[Collection entries]
· · · · · · ·
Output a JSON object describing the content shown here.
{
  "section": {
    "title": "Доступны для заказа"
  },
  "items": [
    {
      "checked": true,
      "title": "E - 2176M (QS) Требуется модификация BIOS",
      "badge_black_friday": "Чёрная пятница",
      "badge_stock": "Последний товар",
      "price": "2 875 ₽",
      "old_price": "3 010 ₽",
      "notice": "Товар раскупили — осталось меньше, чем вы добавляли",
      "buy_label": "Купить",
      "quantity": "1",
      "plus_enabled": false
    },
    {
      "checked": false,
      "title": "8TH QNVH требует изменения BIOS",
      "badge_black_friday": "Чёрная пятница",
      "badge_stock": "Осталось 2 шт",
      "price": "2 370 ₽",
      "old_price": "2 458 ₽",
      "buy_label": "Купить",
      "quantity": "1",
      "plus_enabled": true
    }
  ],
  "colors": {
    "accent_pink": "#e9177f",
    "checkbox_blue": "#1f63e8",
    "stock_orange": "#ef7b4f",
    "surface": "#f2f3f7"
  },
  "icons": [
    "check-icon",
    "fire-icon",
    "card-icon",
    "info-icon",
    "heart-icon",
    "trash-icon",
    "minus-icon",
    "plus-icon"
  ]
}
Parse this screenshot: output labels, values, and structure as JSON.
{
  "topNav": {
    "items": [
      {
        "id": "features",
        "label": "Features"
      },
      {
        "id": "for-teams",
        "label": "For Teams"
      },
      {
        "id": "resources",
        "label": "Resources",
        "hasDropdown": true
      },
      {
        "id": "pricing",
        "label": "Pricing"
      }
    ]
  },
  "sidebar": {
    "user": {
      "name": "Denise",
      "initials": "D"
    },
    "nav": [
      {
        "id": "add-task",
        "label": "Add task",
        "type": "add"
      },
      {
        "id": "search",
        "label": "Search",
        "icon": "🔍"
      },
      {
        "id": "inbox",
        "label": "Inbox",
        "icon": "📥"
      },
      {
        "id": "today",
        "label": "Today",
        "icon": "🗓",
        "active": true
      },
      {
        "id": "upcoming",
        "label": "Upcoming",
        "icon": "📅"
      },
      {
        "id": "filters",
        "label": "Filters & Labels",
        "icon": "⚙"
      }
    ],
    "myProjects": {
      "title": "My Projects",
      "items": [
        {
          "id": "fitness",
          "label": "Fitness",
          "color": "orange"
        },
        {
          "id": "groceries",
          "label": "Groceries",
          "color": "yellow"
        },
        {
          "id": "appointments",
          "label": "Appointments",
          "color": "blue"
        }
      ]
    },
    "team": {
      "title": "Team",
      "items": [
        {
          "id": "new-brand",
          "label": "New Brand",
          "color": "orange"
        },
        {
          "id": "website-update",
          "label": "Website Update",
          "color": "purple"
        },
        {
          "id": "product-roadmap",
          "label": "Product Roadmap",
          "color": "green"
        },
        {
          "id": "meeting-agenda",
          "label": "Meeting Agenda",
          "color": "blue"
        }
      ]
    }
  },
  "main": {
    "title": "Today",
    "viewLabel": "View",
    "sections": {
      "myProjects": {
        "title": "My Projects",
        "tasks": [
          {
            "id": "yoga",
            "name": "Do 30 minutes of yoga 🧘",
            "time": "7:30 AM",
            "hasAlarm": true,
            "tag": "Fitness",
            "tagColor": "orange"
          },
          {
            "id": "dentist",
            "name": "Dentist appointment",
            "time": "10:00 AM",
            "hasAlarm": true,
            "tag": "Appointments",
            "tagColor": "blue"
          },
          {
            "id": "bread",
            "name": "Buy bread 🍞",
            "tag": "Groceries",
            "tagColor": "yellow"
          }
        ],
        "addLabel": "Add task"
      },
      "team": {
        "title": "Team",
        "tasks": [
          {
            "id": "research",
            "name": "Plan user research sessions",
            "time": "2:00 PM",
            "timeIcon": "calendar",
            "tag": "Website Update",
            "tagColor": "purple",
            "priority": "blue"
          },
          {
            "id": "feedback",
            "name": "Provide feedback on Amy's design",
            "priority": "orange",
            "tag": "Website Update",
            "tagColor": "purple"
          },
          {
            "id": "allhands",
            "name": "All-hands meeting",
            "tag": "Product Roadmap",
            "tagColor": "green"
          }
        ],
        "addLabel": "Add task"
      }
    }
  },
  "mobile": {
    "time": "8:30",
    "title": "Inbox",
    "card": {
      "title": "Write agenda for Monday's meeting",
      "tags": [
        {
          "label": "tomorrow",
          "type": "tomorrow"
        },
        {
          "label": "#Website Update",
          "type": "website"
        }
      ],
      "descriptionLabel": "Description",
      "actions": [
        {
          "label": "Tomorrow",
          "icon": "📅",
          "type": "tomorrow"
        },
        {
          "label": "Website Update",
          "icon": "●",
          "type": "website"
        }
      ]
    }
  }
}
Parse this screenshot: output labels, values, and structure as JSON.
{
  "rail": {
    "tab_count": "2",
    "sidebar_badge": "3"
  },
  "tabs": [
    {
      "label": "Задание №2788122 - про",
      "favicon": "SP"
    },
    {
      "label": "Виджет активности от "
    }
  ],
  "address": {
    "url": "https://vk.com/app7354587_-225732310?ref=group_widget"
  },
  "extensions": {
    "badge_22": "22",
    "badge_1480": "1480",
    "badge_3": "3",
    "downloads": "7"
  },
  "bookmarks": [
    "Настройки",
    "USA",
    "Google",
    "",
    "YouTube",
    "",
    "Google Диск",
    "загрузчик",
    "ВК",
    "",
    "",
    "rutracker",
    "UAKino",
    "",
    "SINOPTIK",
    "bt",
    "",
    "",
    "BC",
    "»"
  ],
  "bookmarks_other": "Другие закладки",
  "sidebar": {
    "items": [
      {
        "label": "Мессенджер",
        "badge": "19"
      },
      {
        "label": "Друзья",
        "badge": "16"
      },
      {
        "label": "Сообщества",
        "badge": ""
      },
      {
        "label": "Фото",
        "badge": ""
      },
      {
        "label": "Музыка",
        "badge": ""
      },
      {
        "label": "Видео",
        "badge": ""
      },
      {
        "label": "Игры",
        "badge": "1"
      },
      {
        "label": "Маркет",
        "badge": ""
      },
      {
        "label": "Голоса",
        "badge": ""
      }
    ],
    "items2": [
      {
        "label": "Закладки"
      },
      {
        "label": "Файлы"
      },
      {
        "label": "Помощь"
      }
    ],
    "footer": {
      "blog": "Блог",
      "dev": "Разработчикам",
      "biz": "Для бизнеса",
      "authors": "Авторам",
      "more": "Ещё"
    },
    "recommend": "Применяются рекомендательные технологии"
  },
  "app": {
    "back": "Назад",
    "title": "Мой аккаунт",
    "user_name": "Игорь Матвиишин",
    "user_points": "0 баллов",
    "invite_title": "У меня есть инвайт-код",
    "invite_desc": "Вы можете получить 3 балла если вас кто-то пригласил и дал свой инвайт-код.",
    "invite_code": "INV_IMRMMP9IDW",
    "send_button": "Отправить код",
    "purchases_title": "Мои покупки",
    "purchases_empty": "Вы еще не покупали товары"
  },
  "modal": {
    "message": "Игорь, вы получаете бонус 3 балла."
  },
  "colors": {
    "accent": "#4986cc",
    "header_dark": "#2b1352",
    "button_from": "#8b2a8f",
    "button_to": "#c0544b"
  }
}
· · · · · · ·
*GOAL:* Exactly how many lines in the data above contain the word "Игорь"? Respond with the number and nothing more.

*THE COMPLETED TASK:* 2